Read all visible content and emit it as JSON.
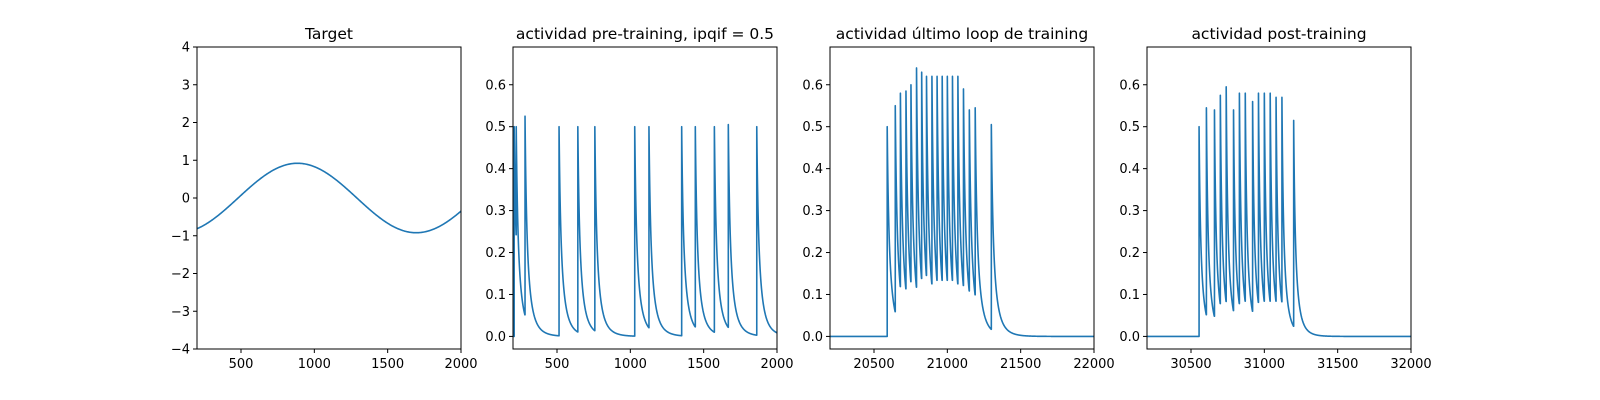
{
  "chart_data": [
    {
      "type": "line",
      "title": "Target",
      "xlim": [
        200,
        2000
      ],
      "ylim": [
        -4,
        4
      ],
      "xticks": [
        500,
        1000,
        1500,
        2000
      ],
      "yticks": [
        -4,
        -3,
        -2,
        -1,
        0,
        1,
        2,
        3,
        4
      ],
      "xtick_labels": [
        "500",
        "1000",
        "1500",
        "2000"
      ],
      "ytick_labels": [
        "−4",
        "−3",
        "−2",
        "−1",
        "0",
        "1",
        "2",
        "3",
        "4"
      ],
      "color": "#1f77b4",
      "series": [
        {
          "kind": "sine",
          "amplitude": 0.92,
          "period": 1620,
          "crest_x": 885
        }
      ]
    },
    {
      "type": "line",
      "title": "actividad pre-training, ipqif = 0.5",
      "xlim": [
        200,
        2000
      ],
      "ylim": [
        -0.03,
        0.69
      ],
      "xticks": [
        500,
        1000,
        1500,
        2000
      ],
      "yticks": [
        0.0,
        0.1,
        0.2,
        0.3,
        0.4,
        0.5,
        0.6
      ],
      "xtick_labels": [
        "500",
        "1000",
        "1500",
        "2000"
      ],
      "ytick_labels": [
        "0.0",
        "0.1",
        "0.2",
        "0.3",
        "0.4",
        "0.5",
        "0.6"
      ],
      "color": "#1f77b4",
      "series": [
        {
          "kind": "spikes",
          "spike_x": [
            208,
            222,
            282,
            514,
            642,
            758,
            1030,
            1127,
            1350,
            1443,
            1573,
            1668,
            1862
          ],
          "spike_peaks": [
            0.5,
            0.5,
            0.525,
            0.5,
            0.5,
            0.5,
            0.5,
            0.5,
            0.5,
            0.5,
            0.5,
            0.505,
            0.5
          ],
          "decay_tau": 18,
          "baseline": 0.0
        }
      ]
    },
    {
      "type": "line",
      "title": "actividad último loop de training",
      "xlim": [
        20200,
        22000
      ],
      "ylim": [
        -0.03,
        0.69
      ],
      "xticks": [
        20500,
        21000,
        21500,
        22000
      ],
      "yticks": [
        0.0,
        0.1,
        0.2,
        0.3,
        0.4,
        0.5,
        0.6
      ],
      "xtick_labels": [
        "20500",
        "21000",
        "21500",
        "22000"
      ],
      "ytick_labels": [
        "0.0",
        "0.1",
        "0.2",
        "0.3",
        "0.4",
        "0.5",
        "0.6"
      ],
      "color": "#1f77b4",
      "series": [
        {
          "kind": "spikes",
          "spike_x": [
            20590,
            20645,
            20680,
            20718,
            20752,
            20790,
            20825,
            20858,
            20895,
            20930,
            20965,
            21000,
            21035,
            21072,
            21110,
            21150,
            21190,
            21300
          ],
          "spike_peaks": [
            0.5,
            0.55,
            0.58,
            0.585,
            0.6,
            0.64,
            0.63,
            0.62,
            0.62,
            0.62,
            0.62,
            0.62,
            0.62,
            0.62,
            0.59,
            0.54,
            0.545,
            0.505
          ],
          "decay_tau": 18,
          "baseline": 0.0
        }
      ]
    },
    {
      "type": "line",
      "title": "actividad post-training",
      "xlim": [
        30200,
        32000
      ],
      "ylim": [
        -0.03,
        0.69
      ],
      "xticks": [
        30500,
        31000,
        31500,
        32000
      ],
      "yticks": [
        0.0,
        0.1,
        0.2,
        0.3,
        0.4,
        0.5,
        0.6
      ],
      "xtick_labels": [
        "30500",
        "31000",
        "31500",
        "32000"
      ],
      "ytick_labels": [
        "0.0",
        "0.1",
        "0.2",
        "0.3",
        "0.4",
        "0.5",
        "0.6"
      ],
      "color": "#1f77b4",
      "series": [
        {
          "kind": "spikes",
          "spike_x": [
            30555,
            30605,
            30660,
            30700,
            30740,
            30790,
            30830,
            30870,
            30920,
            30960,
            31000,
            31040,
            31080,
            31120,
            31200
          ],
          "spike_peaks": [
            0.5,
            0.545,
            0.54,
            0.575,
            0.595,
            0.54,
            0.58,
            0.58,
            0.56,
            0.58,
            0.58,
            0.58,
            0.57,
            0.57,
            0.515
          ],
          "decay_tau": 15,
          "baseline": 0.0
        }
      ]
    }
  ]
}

Exercise aim ▸
Gather up every line from the listing above in which the word "actividad" occurs.

Solution for this problem ▸
      "title": "actividad pre-training, ipqif = 0.5",
      "title": "actividad último loop de training",
      "title": "actividad post-training",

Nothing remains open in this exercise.